GIVEN PROBLEM:
Your task is to copy every line of the entries that contains "date".

Dataset records
○ ○ ○ ○ ○ ○ ○
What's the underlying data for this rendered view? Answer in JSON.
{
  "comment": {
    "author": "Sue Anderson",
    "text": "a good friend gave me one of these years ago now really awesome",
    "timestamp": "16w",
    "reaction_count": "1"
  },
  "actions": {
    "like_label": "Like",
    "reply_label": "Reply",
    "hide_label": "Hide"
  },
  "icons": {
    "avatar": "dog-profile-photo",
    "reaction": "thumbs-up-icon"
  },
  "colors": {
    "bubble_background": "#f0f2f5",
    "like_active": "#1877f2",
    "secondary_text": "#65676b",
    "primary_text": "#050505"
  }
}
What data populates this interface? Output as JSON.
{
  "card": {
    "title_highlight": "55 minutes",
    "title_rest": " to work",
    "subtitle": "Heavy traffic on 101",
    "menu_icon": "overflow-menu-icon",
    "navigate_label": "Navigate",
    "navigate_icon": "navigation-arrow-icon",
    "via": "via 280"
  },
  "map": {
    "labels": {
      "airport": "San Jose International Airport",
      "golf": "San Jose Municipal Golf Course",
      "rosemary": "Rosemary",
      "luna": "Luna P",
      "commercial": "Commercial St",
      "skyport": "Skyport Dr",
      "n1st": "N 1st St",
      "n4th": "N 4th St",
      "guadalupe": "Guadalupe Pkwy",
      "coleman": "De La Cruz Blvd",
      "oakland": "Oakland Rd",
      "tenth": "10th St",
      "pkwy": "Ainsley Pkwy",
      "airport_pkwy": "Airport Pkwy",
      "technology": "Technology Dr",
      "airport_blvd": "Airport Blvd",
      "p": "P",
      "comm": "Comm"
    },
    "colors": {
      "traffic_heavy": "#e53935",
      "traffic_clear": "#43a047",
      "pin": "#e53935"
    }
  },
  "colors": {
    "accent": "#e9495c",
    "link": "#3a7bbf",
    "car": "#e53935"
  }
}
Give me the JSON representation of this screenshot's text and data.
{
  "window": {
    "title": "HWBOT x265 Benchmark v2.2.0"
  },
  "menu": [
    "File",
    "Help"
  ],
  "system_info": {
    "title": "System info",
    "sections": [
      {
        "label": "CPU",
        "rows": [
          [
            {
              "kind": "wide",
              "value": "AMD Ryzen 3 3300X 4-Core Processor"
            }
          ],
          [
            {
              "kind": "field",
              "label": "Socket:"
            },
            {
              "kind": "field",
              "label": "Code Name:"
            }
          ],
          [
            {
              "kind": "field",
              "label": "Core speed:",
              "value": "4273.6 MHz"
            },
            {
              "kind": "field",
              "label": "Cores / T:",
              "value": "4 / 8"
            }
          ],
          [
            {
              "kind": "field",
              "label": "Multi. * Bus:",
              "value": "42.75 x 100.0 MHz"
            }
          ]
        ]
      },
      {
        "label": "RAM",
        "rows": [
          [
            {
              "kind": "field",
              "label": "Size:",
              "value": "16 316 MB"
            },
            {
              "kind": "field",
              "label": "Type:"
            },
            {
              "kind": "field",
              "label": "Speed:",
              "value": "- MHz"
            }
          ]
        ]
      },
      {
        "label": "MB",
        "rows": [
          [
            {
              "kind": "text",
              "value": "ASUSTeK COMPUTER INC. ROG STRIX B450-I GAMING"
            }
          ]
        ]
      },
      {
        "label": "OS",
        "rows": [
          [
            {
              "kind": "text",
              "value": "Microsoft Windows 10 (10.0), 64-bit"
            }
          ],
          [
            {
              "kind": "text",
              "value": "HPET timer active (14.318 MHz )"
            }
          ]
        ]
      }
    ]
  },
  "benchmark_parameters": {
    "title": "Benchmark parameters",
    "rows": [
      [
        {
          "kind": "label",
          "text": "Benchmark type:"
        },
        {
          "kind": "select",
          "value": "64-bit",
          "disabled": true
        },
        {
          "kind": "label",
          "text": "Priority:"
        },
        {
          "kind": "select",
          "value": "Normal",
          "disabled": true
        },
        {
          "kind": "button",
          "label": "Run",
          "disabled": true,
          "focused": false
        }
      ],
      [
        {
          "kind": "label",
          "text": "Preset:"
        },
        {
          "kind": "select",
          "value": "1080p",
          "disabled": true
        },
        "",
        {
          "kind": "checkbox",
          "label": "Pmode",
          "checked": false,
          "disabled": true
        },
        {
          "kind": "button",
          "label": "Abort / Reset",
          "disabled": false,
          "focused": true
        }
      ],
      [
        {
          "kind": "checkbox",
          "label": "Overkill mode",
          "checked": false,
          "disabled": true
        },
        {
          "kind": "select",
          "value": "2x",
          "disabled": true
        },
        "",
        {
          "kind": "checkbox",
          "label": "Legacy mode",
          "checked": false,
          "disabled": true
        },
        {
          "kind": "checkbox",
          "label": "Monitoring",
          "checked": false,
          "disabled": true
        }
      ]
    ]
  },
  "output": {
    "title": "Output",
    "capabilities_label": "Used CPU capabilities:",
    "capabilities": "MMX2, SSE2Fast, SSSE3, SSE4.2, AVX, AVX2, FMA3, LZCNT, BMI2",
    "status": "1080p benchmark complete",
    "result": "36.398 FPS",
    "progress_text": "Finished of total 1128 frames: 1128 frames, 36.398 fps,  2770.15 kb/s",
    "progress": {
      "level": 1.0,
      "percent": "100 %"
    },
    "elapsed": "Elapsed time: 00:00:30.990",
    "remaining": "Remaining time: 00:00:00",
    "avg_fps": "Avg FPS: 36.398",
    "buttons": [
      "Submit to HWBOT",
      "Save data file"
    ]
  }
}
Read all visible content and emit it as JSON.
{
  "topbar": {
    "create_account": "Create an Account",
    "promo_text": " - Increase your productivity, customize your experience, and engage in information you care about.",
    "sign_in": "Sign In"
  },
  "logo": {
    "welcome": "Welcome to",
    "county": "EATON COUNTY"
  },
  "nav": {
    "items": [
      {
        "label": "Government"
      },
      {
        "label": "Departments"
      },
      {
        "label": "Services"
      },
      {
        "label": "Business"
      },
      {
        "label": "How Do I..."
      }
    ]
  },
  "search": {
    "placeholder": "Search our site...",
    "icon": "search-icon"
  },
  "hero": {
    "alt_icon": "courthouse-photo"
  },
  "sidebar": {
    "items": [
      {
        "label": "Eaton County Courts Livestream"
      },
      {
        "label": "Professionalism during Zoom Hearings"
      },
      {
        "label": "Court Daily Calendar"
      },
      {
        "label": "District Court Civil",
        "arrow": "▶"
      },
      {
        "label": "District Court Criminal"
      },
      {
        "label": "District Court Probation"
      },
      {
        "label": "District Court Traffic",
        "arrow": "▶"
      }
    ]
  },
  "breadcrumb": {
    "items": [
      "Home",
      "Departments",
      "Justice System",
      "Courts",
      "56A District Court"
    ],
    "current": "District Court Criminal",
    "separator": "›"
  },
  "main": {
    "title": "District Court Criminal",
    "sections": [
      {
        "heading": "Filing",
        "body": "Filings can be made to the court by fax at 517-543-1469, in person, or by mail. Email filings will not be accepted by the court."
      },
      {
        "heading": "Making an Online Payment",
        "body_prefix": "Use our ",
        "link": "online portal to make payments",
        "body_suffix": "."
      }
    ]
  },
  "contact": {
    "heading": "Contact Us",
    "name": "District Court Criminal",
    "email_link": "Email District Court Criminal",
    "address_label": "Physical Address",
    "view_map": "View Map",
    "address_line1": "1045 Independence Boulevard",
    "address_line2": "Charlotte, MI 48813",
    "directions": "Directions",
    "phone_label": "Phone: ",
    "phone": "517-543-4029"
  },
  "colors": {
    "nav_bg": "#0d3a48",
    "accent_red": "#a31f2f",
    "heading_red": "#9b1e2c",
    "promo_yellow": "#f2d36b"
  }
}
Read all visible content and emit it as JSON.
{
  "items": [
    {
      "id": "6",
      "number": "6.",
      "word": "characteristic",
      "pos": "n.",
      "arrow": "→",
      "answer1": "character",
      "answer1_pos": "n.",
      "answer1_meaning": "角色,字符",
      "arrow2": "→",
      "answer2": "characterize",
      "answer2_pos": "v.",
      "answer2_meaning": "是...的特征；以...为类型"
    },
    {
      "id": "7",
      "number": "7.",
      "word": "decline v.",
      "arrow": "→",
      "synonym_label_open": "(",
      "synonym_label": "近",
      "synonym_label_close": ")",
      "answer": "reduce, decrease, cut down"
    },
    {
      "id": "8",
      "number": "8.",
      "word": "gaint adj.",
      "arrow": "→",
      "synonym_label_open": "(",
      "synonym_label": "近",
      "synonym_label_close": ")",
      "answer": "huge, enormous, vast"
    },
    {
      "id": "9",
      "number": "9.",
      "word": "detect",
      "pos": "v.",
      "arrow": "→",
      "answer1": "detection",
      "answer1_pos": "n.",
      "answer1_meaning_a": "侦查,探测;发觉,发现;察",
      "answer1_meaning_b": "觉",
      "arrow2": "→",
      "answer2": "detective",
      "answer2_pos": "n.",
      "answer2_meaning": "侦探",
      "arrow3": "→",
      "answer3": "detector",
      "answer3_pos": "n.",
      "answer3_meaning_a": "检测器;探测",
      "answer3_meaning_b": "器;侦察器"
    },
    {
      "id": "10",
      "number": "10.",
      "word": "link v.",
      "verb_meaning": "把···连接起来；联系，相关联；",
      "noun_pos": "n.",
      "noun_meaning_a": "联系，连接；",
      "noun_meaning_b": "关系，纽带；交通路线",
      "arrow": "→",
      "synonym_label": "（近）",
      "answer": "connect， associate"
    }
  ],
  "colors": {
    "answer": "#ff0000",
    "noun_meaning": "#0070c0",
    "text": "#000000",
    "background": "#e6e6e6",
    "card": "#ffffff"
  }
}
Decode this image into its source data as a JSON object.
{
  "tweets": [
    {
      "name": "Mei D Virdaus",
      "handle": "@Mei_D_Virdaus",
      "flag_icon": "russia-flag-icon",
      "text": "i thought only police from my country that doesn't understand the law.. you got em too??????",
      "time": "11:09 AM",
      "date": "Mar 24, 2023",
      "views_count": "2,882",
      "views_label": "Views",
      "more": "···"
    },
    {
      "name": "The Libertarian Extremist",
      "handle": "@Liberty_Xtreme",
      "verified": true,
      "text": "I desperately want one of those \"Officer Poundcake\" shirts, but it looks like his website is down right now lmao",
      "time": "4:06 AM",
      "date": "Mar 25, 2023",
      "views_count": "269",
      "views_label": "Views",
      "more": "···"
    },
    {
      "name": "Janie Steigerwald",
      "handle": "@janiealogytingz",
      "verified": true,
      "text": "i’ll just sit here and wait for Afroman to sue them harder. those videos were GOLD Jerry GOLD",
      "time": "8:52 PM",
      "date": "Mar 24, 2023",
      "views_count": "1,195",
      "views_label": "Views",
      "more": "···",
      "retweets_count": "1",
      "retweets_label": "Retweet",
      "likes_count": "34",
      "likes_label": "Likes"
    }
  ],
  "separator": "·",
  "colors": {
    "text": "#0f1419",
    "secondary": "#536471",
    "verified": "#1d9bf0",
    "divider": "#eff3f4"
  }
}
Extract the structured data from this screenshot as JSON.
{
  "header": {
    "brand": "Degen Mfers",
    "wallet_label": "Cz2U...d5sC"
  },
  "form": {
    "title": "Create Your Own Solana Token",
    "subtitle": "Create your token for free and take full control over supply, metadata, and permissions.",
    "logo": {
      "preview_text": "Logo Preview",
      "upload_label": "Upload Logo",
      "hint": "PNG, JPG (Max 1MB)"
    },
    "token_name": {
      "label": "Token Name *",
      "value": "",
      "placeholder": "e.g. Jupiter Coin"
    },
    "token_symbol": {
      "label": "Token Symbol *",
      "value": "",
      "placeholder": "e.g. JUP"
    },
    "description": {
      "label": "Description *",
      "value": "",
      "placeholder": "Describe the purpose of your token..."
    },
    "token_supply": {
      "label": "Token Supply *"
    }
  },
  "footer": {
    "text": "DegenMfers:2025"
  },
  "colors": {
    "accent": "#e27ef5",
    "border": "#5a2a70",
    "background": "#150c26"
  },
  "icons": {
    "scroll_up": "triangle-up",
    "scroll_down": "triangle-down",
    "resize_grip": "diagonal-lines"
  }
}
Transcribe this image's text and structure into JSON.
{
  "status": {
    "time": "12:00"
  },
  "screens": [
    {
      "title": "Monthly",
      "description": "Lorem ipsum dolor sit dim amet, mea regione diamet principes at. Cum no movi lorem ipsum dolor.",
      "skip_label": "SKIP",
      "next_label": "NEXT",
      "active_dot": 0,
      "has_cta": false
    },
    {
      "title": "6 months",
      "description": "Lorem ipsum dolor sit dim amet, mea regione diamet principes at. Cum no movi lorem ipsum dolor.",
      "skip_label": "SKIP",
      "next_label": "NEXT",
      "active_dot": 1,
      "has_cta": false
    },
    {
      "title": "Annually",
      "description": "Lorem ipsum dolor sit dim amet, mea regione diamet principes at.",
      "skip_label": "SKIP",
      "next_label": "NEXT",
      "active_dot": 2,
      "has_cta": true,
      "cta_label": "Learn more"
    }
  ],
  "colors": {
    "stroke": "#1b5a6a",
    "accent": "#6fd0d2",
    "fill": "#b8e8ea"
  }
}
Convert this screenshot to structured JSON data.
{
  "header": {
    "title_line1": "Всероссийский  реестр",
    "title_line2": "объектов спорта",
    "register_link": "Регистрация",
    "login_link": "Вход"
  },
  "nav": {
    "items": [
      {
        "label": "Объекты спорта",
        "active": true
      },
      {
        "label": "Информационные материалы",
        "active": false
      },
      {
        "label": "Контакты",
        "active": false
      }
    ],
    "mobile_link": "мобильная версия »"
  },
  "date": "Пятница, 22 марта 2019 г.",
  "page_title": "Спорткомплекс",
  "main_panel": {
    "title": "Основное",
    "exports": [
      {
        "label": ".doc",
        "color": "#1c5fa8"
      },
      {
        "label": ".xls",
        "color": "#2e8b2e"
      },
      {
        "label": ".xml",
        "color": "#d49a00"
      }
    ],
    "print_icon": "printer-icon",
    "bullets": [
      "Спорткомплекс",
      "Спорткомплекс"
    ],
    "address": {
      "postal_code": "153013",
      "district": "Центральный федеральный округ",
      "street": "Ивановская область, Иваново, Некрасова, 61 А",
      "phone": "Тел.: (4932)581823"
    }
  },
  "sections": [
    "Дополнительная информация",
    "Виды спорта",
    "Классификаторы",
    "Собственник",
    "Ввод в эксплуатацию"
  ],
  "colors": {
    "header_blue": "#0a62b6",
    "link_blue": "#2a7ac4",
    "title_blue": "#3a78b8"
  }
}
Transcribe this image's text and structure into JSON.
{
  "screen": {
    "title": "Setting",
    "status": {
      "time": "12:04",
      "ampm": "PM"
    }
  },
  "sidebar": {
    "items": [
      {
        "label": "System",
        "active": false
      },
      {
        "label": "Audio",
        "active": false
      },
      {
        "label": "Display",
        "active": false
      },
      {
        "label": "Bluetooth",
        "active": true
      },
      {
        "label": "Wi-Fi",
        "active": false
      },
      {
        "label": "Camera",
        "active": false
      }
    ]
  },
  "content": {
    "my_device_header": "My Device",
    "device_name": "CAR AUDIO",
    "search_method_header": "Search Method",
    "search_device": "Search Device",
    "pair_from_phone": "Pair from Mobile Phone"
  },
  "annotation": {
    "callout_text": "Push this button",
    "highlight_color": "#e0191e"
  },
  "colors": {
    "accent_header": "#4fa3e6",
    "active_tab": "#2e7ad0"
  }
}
○ ○ ○ ○ ○ ○ ○
OUTPUT:
      "date": "Mar 24, 2023",
      "date": "Mar 25, 2023",
      "date": "Mar 24, 2023",
  "date": "Пятница, 22 марта 2019 г.",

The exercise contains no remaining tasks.